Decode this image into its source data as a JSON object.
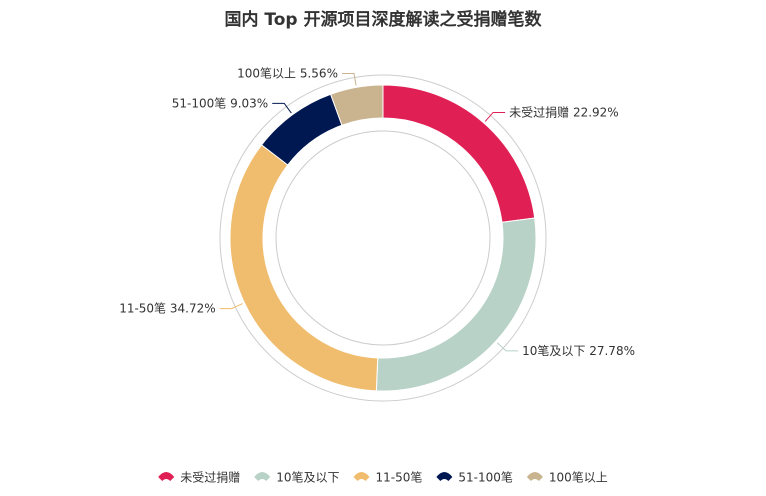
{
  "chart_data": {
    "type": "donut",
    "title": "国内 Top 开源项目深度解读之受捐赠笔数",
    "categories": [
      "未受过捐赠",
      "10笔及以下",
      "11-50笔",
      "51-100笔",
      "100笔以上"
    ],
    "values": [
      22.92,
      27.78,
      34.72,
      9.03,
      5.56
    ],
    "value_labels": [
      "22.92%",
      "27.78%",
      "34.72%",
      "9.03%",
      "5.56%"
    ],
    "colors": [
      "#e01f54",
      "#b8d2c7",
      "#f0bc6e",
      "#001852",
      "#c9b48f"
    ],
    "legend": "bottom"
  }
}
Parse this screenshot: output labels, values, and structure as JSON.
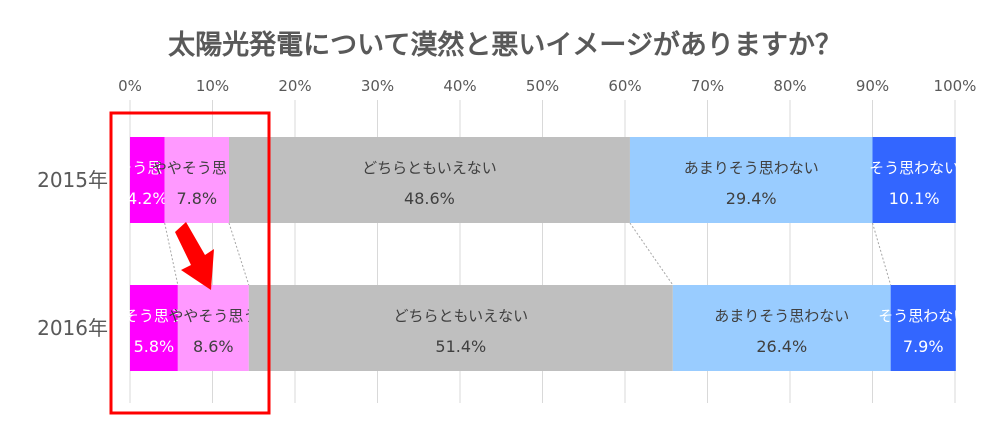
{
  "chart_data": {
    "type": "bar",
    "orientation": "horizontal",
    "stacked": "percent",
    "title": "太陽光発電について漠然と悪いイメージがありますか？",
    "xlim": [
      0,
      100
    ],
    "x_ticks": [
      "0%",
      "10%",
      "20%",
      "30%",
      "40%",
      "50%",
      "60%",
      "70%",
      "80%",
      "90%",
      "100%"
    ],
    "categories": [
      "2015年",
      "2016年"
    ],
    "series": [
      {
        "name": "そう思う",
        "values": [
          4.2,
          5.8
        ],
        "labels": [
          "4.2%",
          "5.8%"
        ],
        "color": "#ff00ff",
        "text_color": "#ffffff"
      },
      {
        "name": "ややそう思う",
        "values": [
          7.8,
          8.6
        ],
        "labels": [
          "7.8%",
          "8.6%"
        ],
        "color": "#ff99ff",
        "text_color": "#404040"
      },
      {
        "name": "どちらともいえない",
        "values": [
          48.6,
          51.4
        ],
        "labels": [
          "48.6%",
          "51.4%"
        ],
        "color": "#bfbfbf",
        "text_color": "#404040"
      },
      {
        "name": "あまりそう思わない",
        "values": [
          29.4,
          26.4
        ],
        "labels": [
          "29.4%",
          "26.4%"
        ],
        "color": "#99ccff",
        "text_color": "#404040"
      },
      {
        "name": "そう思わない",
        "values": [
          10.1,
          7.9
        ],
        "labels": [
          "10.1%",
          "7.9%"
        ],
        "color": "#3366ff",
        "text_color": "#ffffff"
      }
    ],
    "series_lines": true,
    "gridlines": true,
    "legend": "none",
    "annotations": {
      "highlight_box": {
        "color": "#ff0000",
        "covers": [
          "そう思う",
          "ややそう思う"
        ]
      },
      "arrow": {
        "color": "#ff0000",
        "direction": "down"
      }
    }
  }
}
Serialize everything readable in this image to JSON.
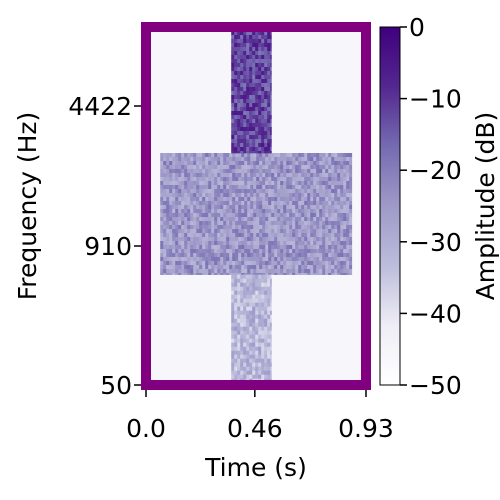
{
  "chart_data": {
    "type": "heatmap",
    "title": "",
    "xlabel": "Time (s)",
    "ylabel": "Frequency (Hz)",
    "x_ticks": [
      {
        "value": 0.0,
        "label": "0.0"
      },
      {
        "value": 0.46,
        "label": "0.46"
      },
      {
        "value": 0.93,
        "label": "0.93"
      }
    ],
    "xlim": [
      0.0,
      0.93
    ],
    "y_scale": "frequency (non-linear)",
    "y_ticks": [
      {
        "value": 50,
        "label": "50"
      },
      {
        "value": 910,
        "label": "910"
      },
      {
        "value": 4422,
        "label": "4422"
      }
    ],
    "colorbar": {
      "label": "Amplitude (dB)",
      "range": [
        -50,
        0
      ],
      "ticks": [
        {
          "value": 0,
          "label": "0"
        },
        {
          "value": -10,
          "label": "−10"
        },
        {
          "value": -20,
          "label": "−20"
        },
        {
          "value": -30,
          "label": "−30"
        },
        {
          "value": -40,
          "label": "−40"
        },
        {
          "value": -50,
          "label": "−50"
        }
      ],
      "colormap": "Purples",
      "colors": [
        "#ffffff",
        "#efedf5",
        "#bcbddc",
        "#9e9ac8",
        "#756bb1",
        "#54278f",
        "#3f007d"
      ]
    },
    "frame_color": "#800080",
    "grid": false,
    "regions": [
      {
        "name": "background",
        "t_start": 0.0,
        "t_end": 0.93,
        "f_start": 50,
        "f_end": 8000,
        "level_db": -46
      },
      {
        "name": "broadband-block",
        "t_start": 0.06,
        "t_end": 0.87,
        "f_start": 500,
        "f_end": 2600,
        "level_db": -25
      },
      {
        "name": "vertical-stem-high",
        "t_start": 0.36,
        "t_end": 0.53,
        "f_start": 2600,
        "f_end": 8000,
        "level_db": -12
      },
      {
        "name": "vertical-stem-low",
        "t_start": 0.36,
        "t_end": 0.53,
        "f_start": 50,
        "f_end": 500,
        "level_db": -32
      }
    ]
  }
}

● ● ● ●

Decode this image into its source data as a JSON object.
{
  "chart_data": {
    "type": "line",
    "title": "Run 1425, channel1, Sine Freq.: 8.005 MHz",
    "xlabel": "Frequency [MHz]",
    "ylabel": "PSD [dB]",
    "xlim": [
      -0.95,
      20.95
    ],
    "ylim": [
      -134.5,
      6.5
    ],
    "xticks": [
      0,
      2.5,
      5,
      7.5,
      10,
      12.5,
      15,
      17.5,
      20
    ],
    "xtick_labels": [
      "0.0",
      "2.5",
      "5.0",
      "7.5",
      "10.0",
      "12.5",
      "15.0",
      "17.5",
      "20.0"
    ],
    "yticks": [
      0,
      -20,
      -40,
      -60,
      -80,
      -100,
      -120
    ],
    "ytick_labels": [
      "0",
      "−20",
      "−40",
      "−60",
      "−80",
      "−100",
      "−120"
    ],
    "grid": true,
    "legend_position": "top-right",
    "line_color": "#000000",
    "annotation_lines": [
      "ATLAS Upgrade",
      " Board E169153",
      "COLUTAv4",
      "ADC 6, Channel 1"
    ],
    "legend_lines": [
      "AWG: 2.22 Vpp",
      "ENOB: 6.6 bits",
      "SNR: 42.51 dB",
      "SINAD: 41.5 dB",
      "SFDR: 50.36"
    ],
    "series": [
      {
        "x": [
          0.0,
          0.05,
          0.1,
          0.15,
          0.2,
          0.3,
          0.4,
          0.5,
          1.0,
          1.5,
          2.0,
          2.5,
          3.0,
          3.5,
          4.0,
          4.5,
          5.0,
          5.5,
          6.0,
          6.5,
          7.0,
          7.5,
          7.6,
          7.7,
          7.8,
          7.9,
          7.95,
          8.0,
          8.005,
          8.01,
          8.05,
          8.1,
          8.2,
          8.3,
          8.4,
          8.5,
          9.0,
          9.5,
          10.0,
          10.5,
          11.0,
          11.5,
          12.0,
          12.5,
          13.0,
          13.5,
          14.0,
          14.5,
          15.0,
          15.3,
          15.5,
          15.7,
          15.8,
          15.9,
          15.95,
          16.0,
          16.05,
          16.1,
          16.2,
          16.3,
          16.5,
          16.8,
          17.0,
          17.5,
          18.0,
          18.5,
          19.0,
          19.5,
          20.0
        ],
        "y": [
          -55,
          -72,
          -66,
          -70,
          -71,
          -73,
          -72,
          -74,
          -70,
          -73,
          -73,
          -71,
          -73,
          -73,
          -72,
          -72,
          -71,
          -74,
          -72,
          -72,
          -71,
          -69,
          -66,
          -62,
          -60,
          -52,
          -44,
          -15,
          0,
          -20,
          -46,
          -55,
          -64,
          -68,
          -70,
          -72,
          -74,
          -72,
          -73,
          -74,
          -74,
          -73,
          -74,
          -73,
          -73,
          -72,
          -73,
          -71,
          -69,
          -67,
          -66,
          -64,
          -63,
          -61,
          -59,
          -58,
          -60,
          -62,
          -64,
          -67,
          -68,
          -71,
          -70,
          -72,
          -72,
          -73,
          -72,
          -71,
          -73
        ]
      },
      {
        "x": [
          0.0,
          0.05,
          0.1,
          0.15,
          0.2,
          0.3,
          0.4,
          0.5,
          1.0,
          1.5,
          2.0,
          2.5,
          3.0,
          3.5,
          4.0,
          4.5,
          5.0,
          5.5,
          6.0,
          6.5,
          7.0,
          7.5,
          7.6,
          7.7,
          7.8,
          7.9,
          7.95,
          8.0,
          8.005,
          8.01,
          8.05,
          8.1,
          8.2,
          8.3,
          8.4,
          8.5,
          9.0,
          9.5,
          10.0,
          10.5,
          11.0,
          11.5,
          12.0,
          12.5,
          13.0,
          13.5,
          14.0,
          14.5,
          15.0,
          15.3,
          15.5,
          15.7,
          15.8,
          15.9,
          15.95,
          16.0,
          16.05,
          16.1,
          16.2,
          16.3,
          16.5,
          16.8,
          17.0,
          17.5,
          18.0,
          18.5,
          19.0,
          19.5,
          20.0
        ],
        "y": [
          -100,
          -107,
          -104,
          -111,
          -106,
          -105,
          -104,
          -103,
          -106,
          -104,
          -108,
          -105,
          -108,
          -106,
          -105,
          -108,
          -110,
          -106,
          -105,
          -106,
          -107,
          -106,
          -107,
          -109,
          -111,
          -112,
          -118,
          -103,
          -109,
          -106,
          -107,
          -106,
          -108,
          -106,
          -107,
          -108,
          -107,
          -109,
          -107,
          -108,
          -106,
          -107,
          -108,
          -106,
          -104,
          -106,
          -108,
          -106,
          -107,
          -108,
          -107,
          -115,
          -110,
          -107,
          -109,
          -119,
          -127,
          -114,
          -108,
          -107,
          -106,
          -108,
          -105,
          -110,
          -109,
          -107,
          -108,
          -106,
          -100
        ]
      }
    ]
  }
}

● ● ● ●

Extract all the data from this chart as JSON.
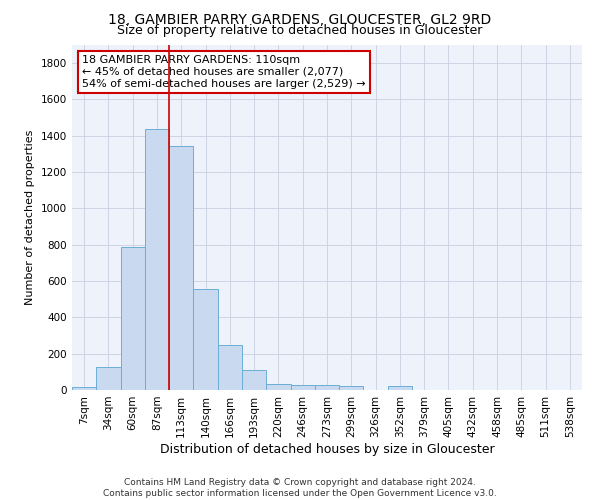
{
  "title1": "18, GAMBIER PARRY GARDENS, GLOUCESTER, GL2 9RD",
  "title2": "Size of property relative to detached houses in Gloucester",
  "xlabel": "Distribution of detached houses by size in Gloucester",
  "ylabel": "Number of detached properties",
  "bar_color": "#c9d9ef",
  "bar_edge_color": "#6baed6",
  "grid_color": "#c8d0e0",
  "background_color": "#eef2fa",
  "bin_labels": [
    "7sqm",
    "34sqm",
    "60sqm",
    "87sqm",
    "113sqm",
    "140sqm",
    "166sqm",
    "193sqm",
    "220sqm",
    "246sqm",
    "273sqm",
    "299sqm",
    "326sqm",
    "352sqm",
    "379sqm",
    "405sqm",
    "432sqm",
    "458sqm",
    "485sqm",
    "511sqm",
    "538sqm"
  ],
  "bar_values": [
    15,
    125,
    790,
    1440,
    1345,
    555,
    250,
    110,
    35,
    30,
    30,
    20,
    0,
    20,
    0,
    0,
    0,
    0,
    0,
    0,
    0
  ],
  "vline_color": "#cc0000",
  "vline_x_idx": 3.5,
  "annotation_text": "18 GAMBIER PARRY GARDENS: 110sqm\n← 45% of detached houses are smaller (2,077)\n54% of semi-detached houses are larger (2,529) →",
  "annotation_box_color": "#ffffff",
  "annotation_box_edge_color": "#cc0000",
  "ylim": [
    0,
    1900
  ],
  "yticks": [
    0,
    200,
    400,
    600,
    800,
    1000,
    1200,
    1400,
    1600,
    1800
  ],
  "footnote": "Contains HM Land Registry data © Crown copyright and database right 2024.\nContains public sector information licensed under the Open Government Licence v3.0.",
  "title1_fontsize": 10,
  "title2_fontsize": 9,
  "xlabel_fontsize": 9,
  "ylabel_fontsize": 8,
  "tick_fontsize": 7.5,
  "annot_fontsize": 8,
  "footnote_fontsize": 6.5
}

● ● ● ●

_YOUR INSTRUCTIONS_: Gather up, from the records above, each line where the word "houses" appears.

_THE REPLY_:
  "title2": "Size of property relative to detached houses in Gloucester",
  "xlabel": "Distribution of detached houses by size in Gloucester",
  "annotation_text": "18 GAMBIER PARRY GARDENS: 110sqm\n← 45% of detached houses are smaller (2,077)\n54% of semi-detached houses are larger (2,529) →",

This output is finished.